* _TO BE DONE_
a) Quote the text on Lynchburg mail delivery starting at "This nightstick belonged" and ending at "added safety measure.".
b) Summarize the text on Lynchburg mail delivery in two sentences.

* _SOURCE_

⟨

Irregularities and failure of mail delivery were common complaints for many Americans, and Lynchburg residents were no exception. In 1820, The Lynchburg Press, having grown weary of customer complaints over not receiving their copies of the newspaper, ran an editorial concerning the matter. “As far as our duty extends, in issuing the paper in the proper time, and depositing it with the mails” the editorial defends, “we can answer for its discharge. It is to the carriers of the mail that the fault is attributable. …One of them was seen drunk in the streets on Friday morning…and was still in the vicinity in the evening, when he should have been a day’s journey on his route.”

As transportation options improved, the post office began using expanded means to deliver mail. In 1823 waterways were officially declared post roads, a move that benefitted Lynchburg with its location on the James River. Further improvements were made when Congress passed an 1838 act designating all railroads in the country as postal routes.

This nightstick belonged to Thomas W. Akers, who was employed by the Railway Mail Service. As the RMS grew in importance, workers’ safety became a priority. At larger train stations where the trains stopped, security guards were often on duty. Nightsticks like this one may have been a standard issue for RMS clerks, as well, as an added safety measure.

⟩

* _SUPPLIED ENTRIES_
⟨

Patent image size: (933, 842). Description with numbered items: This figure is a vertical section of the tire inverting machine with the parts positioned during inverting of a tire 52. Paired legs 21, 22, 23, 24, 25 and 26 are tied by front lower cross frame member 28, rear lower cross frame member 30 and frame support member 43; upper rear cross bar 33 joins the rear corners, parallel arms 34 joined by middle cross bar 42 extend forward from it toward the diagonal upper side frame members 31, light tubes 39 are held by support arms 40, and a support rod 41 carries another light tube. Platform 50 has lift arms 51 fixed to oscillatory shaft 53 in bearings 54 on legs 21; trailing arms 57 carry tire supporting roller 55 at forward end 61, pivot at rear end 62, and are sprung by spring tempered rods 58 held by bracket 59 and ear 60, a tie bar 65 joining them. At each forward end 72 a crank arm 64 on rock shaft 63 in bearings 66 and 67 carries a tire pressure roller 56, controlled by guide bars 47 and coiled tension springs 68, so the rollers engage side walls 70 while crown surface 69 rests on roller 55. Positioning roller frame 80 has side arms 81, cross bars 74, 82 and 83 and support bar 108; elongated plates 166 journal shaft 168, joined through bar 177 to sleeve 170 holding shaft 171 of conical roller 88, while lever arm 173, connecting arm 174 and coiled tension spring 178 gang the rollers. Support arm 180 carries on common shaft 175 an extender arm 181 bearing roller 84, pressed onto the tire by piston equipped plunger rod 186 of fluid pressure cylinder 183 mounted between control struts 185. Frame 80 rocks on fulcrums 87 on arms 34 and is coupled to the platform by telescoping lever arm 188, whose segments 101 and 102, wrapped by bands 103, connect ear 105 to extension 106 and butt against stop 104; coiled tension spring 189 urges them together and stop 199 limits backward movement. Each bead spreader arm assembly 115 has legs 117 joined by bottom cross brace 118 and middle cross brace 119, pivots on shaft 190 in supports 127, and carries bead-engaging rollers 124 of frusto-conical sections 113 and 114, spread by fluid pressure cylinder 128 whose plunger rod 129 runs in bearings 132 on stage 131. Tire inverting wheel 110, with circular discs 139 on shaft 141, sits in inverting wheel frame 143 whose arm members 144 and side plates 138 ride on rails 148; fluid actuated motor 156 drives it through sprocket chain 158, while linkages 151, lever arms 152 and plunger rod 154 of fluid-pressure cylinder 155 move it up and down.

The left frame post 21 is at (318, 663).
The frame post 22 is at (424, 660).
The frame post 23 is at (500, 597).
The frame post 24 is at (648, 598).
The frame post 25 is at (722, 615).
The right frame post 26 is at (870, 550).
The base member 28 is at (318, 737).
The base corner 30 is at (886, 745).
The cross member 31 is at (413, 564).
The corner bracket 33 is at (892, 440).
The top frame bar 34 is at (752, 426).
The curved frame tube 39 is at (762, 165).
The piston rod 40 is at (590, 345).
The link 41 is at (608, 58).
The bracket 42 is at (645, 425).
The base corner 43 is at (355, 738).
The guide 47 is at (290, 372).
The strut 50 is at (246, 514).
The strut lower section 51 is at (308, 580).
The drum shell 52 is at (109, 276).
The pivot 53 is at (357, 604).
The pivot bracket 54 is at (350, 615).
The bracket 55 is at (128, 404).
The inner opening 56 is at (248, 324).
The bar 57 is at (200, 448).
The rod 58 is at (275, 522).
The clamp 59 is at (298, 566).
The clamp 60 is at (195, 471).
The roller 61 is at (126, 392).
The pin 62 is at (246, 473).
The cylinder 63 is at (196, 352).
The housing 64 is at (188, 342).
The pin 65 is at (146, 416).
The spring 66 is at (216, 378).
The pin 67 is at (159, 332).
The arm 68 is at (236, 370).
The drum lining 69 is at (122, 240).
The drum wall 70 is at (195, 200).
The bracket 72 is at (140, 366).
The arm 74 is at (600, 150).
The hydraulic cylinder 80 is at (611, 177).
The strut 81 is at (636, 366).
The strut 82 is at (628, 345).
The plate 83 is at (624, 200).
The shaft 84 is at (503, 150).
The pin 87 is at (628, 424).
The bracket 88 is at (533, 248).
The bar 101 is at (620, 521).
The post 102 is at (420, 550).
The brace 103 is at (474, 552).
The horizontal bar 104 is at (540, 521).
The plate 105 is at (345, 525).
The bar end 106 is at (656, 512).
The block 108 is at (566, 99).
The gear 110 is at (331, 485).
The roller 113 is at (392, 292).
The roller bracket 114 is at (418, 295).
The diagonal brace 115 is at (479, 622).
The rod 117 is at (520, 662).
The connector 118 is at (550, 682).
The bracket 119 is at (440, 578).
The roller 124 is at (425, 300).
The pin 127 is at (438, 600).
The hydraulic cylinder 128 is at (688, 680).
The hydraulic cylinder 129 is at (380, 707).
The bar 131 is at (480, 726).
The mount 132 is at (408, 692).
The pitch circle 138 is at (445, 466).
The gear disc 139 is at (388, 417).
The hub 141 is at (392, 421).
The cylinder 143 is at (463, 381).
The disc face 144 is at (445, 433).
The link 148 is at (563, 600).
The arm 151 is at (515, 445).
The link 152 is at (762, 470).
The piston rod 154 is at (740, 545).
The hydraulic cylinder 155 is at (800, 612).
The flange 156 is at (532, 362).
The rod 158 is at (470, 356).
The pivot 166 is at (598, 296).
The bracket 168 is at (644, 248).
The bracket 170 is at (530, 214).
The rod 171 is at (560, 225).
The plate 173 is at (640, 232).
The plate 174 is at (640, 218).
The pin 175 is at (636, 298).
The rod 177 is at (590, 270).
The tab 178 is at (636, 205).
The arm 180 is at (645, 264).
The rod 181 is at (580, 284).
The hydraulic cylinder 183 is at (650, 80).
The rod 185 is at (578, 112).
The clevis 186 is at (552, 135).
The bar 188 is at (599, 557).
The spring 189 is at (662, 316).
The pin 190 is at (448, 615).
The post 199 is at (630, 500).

⟩

* _EXERCISE RESULTS_
a)
This nightstick belonged to Thomas W. Akers, who was employed by the Railway Mail Service. As the RMS grew in importance, workers’ safety became a priority. At larger train stations where the trains stopped, security guards were often on duty. Nightsticks like this one may have been a standard issue for RMS clerks, as well, as an added safety measure.

b) Mail delivery problems were common, and in 1820 The Lynchburg Press ran an editorial blaming mail carriers, one of whom was seen drunk, for subscribers not receiving their newspapers. As transportation improved, waterways were declared post roads in 1823 and an 1838 act designated railroads as postal routes, and a nightstick belonging to Railway Mail Service employee Thomas W. Akers reflects how worker safety became a priority as the service grew.